Stated exercise |
Output every entry exactly as given.

^^^^^^^^

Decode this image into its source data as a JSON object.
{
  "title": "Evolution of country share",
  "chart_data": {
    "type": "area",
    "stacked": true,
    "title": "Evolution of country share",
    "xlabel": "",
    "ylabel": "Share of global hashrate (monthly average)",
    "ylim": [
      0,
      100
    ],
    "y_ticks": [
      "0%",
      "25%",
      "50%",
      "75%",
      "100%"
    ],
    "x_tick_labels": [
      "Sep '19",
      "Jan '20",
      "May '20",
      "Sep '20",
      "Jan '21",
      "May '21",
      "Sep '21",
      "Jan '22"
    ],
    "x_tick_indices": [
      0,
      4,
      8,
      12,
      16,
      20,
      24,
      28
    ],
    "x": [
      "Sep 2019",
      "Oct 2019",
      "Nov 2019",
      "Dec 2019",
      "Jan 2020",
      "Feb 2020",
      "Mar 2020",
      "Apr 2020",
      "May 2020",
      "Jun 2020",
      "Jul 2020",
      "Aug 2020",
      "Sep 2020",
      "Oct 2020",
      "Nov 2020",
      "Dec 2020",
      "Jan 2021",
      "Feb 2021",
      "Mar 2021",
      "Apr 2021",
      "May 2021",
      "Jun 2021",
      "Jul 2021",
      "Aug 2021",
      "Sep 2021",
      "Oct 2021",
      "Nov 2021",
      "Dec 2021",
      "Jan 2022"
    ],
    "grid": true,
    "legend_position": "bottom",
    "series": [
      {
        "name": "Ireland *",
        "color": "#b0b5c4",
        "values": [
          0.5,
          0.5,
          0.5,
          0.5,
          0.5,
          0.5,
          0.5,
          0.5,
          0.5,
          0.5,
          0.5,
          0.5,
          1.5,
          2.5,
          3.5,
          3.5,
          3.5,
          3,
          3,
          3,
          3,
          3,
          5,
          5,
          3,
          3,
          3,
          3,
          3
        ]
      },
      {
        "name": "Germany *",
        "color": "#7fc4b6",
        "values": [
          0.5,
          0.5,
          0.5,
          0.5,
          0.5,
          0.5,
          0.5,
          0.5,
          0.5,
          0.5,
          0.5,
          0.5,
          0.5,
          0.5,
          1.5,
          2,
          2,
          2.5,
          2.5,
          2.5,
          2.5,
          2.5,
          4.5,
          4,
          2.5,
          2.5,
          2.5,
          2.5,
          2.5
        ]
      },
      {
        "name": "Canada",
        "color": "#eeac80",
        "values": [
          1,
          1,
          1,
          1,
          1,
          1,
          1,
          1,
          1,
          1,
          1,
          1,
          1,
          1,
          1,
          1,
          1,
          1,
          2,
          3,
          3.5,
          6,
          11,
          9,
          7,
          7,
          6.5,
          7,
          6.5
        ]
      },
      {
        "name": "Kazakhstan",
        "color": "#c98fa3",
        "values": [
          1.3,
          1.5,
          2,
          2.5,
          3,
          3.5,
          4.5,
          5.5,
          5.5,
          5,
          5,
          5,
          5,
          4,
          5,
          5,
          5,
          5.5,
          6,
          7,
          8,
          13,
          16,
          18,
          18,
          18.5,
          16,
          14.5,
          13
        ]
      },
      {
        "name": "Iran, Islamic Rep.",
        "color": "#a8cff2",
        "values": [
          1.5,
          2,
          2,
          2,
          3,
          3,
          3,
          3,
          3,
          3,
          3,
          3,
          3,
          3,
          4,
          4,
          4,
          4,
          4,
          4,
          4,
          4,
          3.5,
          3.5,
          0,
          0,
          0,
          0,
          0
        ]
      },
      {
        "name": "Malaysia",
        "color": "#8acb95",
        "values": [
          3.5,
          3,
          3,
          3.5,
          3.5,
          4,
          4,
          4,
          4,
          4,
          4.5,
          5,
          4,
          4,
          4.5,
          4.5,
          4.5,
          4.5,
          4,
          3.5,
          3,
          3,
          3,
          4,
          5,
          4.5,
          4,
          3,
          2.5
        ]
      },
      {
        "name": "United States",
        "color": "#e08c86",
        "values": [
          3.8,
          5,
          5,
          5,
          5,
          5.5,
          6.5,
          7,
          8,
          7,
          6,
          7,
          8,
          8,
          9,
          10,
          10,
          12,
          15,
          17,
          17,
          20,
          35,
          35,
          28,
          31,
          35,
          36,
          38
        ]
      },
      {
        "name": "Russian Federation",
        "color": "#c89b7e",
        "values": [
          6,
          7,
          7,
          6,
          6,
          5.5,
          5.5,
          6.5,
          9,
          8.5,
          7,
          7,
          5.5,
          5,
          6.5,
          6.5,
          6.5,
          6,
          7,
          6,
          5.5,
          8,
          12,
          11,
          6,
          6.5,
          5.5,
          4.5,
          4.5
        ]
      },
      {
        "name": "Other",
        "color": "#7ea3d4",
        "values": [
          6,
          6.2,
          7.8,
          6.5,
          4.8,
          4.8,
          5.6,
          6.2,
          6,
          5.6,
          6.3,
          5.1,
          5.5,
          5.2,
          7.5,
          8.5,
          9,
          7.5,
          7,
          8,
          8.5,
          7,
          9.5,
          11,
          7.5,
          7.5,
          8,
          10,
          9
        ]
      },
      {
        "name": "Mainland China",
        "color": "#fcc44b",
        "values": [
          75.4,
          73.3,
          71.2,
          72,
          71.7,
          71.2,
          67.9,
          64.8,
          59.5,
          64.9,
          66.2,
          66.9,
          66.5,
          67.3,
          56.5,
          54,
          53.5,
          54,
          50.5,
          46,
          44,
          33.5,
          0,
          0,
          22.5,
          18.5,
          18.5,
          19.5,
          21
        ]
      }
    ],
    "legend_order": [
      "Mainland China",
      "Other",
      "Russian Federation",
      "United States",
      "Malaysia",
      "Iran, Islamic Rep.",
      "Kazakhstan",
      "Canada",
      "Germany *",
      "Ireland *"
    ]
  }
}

^^^^^^^^

Result |
Decode this image into its source data as a JSON object.
{
  "title": "Evolution of country share",
  "chart_data": {
    "type": "area",
    "stacked": true,
    "title": "Evolution of country share",
    "xlabel": "",
    "ylabel": "Share of global hashrate (monthly average)",
    "ylim": [
      0,
      100
    ],
    "y_ticks": [
      "0%",
      "25%",
      "50%",
      "75%",
      "100%"
    ],
    "x_tick_labels": [
      "Sep '19",
      "Jan '20",
      "May '20",
      "Sep '20",
      "Jan '21",
      "May '21",
      "Sep '21",
      "Jan '22"
    ],
    "x_tick_indices": [
      0,
      4,
      8,
      12,
      16,
      20,
      24,
      28
    ],
    "x": [
      "Sep 2019",
      "Oct 2019",
      "Nov 2019",
      "Dec 2019",
      "Jan 2020",
      "Feb 2020",
      "Mar 2020",
      "Apr 2020",
      "May 2020",
      "Jun 2020",
      "Jul 2020",
      "Aug 2020",
      "Sep 2020",
      "Oct 2020",
      "Nov 2020",
      "Dec 2020",
      "Jan 2021",
      "Feb 2021",
      "Mar 2021",
      "Apr 2021",
      "May 2021",
      "Jun 2021",
      "Jul 2021",
      "Aug 2021",
      "Sep 2021",
      "Oct 2021",
      "Nov 2021",
      "Dec 2021",
      "Jan 2022"
    ],
    "grid": true,
    "legend_position": "bottom",
    "series": [
      {
        "name": "Ireland *",
        "color": "#b0b5c4",
        "values": [
          0.5,
          0.5,
          0.5,
          0.5,
          0.5,
          0.5,
          0.5,
          0.5,
          0.5,
          0.5,
          0.5,
          0.5,
          1.5,
          2.5,
          3.5,
          3.5,
          3.5,
          3,
          3,
          3,
          3,
          3,
          5,
          5,
          3,
          3,
          3,
          3,
          3
        ]
      },
      {
        "name": "Germany *",
        "color": "#7fc4b6",
        "values": [
          0.5,
          0.5,
          0.5,
          0.5,
          0.5,
          0.5,
          0.5,
          0.5,
          0.5,
          0.5,
          0.5,
          0.5,
          0.5,
          0.5,
          1.5,
          2,
          2,
          2.5,
          2.5,
          2.5,
          2.5,
          2.5,
          4.5,
          4,
          2.5,
          2.5,
          2.5,
          2.5,
          2.5
        ]
      },
      {
        "name": "Canada",
        "color": "#eeac80",
        "values": [
          1,
          1,
          1,
          1,
          1,
          1,
          1,
          1,
          1,
          1,
          1,
          1,
          1,
          1,
          1,
          1,
          1,
          1,
          2,
          3,
          3.5,
          6,
          11,
          9,
          7,
          7,
          6.5,
          7,
          6.5
        ]
      },
      {
        "name": "Kazakhstan",
        "color": "#c98fa3",
        "values": [
          1.3,
          1.5,
          2,
          2.5,
          3,
          3.5,
          4.5,
          5.5,
          5.5,
          5,
          5,
          5,
          5,
          4,
          5,
          5,
          5,
          5.5,
          6,
          7,
          8,
          13,
          16,
          18,
          18,
          18.5,
          16,
          14.5,
          13
        ]
      },
      {
        "name": "Iran, Islamic Rep.",
        "color": "#a8cff2",
        "values": [
          1.5,
          2,
          2,
          2,
          3,
          3,
          3,
          3,
          3,
          3,
          3,
          3,
          3,
          3,
          4,
          4,
          4,
          4,
          4,
          4,
          4,
          4,
          3.5,
          3.5,
          0,
          0,
          0,
          0,
          0
        ]
      },
      {
        "name": "Malaysia",
        "color": "#8acb95",
        "values": [
          3.5,
          3,
          3,
          3.5,
          3.5,
          4,
          4,
          4,
          4,
          4,
          4.5,
          5,
          4,
          4,
          4.5,
          4.5,
          4.5,
          4.5,
          4,
          3.5,
          3,
          3,
          3,
          4,
          5,
          4.5,
          4,
          3,
          2.5
        ]
      },
      {
        "name": "United States",
        "color": "#e08c86",
        "values": [
          3.8,
          5,
          5,
          5,
          5,
          5.5,
          6.5,
          7,
          8,
          7,
          6,
          7,
          8,
          8,
          9,
          10,
          10,
          12,
          15,
          17,
          17,
          20,
          35,
          35,
          28,
          31,
          35,
          36,
          38
        ]
      },
      {
        "name": "Russian Federation",
        "color": "#c89b7e",
        "values": [
          6,
          7,
          7,
          6,
          6,
          5.5,
          5.5,
          6.5,
          9,
          8.5,
          7,
          7,
          5.5,
          5,
          6.5,
          6.5,
          6.5,
          6,
          7,
          6,
          5.5,
          8,
          12,
          11,
          6,
          6.5,
          5.5,
          4.5,
          4.5
        ]
      },
      {
        "name": "Other",
        "color": "#7ea3d4",
        "values": [
          6,
          6.2,
          7.8,
          6.5,
          4.8,
          4.8,
          5.6,
          6.2,
          6,
          5.6,
          6.3,
          5.1,
          5.5,
          5.2,
          7.5,
          8.5,
          9,
          7.5,
          7,
          8,
          8.5,
          7,
          9.5,
          11,
          7.5,
          7.5,
          8,
          10,
          9
        ]
      },
      {
        "name": "Mainland China",
        "color": "#fcc44b",
        "values": [
          75.4,
          73.3,
          71.2,
          72,
          71.7,
          71.2,
          67.9,
          64.8,
          59.5,
          64.9,
          66.2,
          66.9,
          66.5,
          67.3,
          56.5,
          54,
          53.5,
          54,
          50.5,
          46,
          44,
          33.5,
          0,
          0,
          22.5,
          18.5,
          18.5,
          19.5,
          21
        ]
      }
    ],
    "legend_order": [
      "Mainland China",
      "Other",
      "Russian Federation",
      "United States",
      "Malaysia",
      "Iran, Islamic Rep.",
      "Kazakhstan",
      "Canada",
      "Germany *",
      "Ireland *"
    ]
  }
}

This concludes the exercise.